Texte fourni
-=-=-=-=-
Exposition d’art contemporain – Impressions de cinéma japonais

C’est un évènement à ne pas rater pour les passionés de cinéma japonais. Une exposition intitulée « Impressions de cinéma japonais », qui se dévoile au coeur du quartier Beaubourg à Paris du 7 décembre 2022 au 7 janvier 2023.

Plus qu’une exposition, c’est une réflexion sur le septième art japonais, qui prend ici une forme nouvelle. Les oeuvres sont, pour la plupart, des impressions de gravures de l’artiste Jean-Marc Forax.

Un style singulier, à découvrir à la galerie Talmart, au 22 rue du Cloître Saint-Merri dans le 4ème arrondissement à Paris.

La source d’inspiration, ce sont les affiches de films japonais.

Cette exposition est un regard sur le cinéma japonais, au prisme d’une mémoire singulière de spectateur, déclinée en impressions : les impressions visuelles laissées par le film, gravées d’abord dans la mémoire, puis dans la matière de la matrice de lino, impressions à l’encre enfin.

L' ARTISTE : Jean–Marc Forax

Né en 1984, Jean-Marc Forax est diplômé des Beaux-Arts de Paris où il s’est spécialisé dans le dessin et a expérimenté autour du rapport du cinéma aux arts graphiques. Il a obtenu en parallèle une licence LLCE de japonais et a rédigé un mémoire de Master autour de l’interdépendance des arts dans le cinéma de Hiroshi Teshigahara.

Il séjourne régulièrement au Japon. C’est au cours de ces voyages qu’il a découvert la figure du « Jizô » auquel il a consacré son premier livre, paru en 2012. En 2018, paraît Splendeur et décadence de la vie de Jean-Marc Forax, aux éditions Aka, un projet inspiré de la vie quotidienne et de la forme du haïku, et qui comportait déjà une inspiration autobiographique.
-=-=-=-=-
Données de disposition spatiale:
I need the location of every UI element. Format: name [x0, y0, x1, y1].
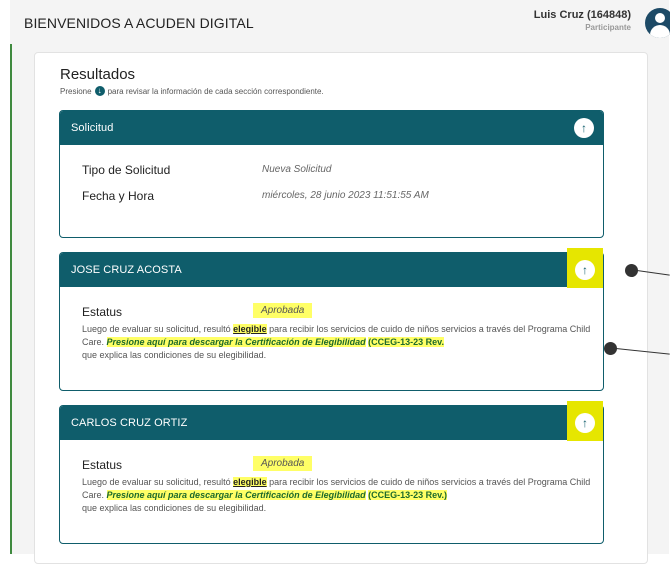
- status-badge: Aprobada: [253, 456, 313, 471]
- participant-name: CARLOS CRUZ ORTIZ: [71, 417, 188, 429]
- status-badge: Aprobada: [253, 303, 313, 318]
- avatar-head: [655, 13, 665, 23]
- certification-code: (CCEG-13-23 Rev.: [368, 337, 444, 347]
- solicitud-card: Solicitud ↑ Tipo de Solicitud Nueva Soli…: [59, 110, 604, 238]
- solicitud-date-value: miércoles, 28 junio 2023 11:51:55 AM: [262, 190, 429, 201]
- avatar-body: [650, 25, 670, 38]
- solicitud-card-title: Solicitud: [71, 122, 114, 134]
- arrow-up-circle-icon[interactable]: ↑: [575, 413, 595, 433]
- results-hint: Presione ↓ para revisar la información d…: [60, 86, 324, 96]
- participant-card-header[interactable]: CARLOS CRUZ ORTIZ ↑: [60, 401, 603, 441]
- desc-part-1: Luego de evaluar su solicitud, resultó: [82, 477, 231, 487]
- user-role: Participante: [585, 23, 631, 32]
- download-certification-link[interactable]: Presione aquí para descargar la Certific…: [106, 337, 366, 347]
- results-title: Resultados: [60, 66, 136, 83]
- certification-code: (CCEG-13-23 Rev.): [368, 490, 447, 500]
- user-name[interactable]: Luis Cruz (164848): [534, 9, 631, 21]
- app-header: BIENVENIDOS A ACUDEN DIGITAL Luis Cruz (…: [10, 0, 670, 44]
- arrow-down-circle-icon: ↓: [94, 86, 105, 96]
- download-certification-link[interactable]: Presione aquí para descargar la Certific…: [106, 490, 366, 500]
- participant-card: JOSE CRUZ ACOSTA ↑ Estatus Aprobada Lueg…: [59, 248, 604, 391]
- desc-part-3: que explica las condiciones de su elegib…: [82, 503, 267, 513]
- status-label: Estatus: [82, 305, 123, 319]
- participant-card-header[interactable]: JOSE CRUZ ACOSTA ↑: [60, 248, 603, 288]
- participant-card: CARLOS CRUZ ORTIZ ↑ Estatus Aprobada Lue…: [59, 401, 604, 544]
- solicitud-date-label: Fecha y Hora: [82, 189, 155, 203]
- status-label: Estatus: [82, 458, 123, 472]
- elegible-text: elegible: [233, 324, 267, 334]
- toggle-highlight: ↑: [567, 248, 603, 288]
- eligibility-description: Luego de evaluar su solicitud, resultó e…: [82, 476, 602, 515]
- desc-part-3: que explica las condiciones de su elegib…: [82, 350, 267, 360]
- eligibility-description: Luego de evaluar su solicitud, resultó e…: [82, 323, 602, 362]
- desc-part-1: Luego de evaluar su solicitud, resultó: [82, 324, 231, 334]
- app-title: BIENVENIDOS A ACUDEN DIGITAL: [24, 15, 254, 31]
- user-avatar-icon[interactable]: [645, 8, 670, 38]
- hint-text-before: Presione: [60, 86, 92, 96]
- solicitud-type-value: Nueva Solicitud: [262, 164, 332, 175]
- elegible-text: elegible: [233, 477, 267, 487]
- solicitud-card-header[interactable]: Solicitud ↑: [60, 111, 603, 145]
- arrow-up-circle-icon[interactable]: ↑: [574, 118, 594, 138]
- hint-text-after: para revisar la información de cada secc…: [107, 86, 324, 96]
- participant-name: JOSE CRUZ ACOSTA: [71, 264, 182, 276]
- toggle-highlight: ↑: [567, 401, 603, 441]
- solicitud-type-label: Tipo de Solicitud: [82, 163, 171, 177]
- arrow-up-circle-icon[interactable]: ↑: [575, 260, 595, 280]
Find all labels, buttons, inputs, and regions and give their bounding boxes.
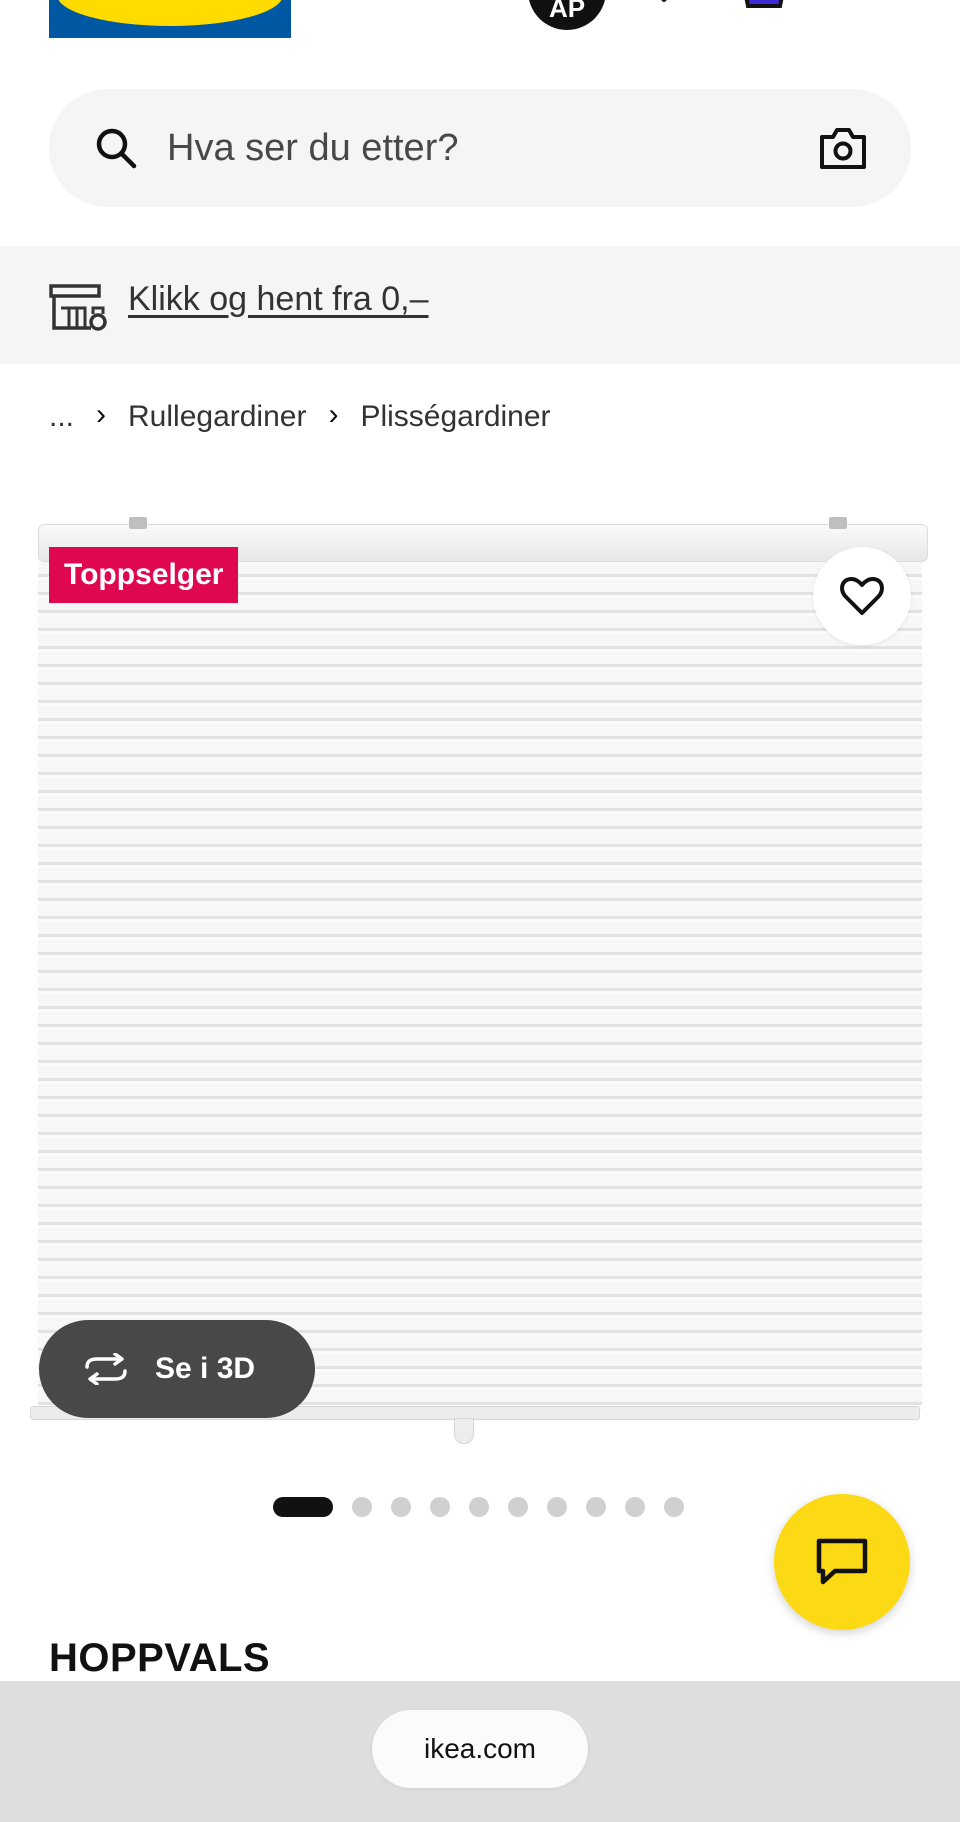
search-icon[interactable]	[95, 127, 137, 169]
product-name: HOPPVALS	[49, 1636, 271, 1680]
blind-bracket	[129, 517, 147, 529]
image-carousel-indicator	[273, 1496, 703, 1518]
search-input[interactable]	[167, 115, 767, 181]
logo-oval	[57, 0, 283, 26]
add-to-favourites-button[interactable]	[813, 547, 911, 645]
heart-icon	[840, 577, 884, 615]
view-in-3d-button[interactable]: Se i 3D	[39, 1320, 315, 1418]
chat-button[interactable]	[774, 1494, 910, 1630]
carousel-dot[interactable]	[391, 1497, 411, 1517]
bestseller-badge: Toppselger	[49, 547, 239, 603]
carousel-dot[interactable]	[352, 1497, 372, 1517]
menu-icon[interactable]	[841, 0, 881, 8]
click-collect-link[interactable]: Klikk og hent fra 0,–	[128, 280, 429, 319]
carousel-dot[interactable]	[547, 1497, 567, 1517]
chevron-right-icon: ›	[96, 398, 107, 431]
blind-fabric	[38, 562, 922, 1410]
breadcrumb-item-plissegardiner[interactable]: Plisségardiner	[360, 400, 550, 434]
browser-url-pill[interactable]: ikea.com	[372, 1710, 588, 1788]
carousel-dot[interactable]	[430, 1497, 450, 1517]
account-avatar[interactable]: AP	[528, 0, 606, 30]
ikea-logo[interactable]	[49, 0, 291, 38]
avatar-initials: AP	[548, 0, 586, 23]
camera-icon[interactable]	[819, 125, 867, 171]
carousel-dot[interactable]	[664, 1497, 684, 1517]
view-in-3d-label: Se i 3D	[155, 1352, 256, 1385]
shopping-bag-icon[interactable]	[742, 0, 786, 12]
breadcrumb: ... › Rullegardiner › Plisségardiner	[49, 397, 551, 437]
breadcrumb-ellipsis[interactable]: ...	[49, 400, 74, 434]
rotate-3d-icon	[85, 1353, 127, 1385]
carousel-dot[interactable]	[625, 1497, 645, 1517]
heart-icon[interactable]	[646, 0, 682, 14]
carousel-dot-active[interactable]	[273, 1497, 333, 1517]
blind-handle	[454, 1418, 474, 1444]
blind-bracket	[829, 517, 847, 529]
site-header: AP	[0, 0, 960, 60]
search-bar[interactable]	[49, 89, 911, 207]
breadcrumb-item-rullegardiner[interactable]: Rullegardiner	[128, 400, 306, 434]
product-image[interactable]	[30, 510, 934, 1450]
browser-url: ikea.com	[423, 1733, 537, 1764]
click-collect-banner: Klikk og hent fra 0,–	[0, 246, 960, 364]
store-icon	[49, 284, 107, 331]
carousel-dot[interactable]	[586, 1497, 606, 1517]
carousel-dot[interactable]	[508, 1497, 528, 1517]
carousel-dot[interactable]	[469, 1497, 489, 1517]
chat-bubble-icon	[816, 1538, 868, 1585]
chevron-right-icon: ›	[328, 398, 339, 431]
-=-=-=-=-
Consigne donnée 1
Répondez à ces questions d'après le texte sur l'exposition :
(a) À quelle adresse se trouve la galerie Talmart ?
(b) En quelle année Jean-Marc Forax est-il né ?
(c) Quelle est la source d'inspiration de l'exposition ?
Consigne donnée 2
Réécrivez tout ce qui va de « Il séjourne régulièrement » jusqu'à « une inspiration autobiographique. » dans le texte sur l'exposition, en remplaçant « haïku » par « tanka ».
Consigne donnée 3
Rédigez la suite du texte sur l'exposition, à partir de l'endroit où il s'arrête.
Les items forment un matériau à part, distinct du texte sur l'exposition.

Réponse rédigée 1
(a) Au 22 rue du Cloître Saint-Merri, dans le 4ème arrondissement à Paris.
(b) En 1984.
(c) Les affiches de films japonais.

Réponse rédigée 2
Il séjourne régulièrement au Japon. C’est au cours de ces voyages qu’il a découvert la figure du « Jizô » auquel il a consacré son premier livre, paru en 2012. En 2018, paraît Splendeur et décadence de la vie de Jean-Marc Forax, aux éditions Aka, un projet inspiré de la vie quotidienne et de la forme du tanka, et qui comportait déjà une inspiration autobiographique.

Réponse rédigée 3
Il expose régulièrement en France et au Japon.

Depuis 2018, ses travaux portent sur la question du souvenir en lien avec la culture japonaise : ainsi, le Matsuri japonais a inspiré des séries d’aquarelles et de gravures, qui tentent de saisir le mouvant de la sensation de son expérience de ce festival.

A partir de 2021, il se consacre à une série de linogravures et d’aquarelles autour du cinéma japonais.

L'EXPOSITION :

Dans le film After life de Kore-Eda, les défunts sont invités à choisir un seul souvenir de leur vie, puis le reconstituent dans des films bricolés, oscillant entre le film suédé et l’esthétique du cinéma des origines. Les personnages peuvent alors quitter les limbes pour l’éternité avec pour seul souvenir ce film enregistré, recomposition sublimée. Se souvenir, c’est aussi choisir d’oublier 1. La démarche de Jean-Marc Forax, qui choisit quelques images et quelques expériences de spectateur pour les reconstituer artisanalement dans sa version unique, n’est pas sans résonance avec le film de Kore-Eda.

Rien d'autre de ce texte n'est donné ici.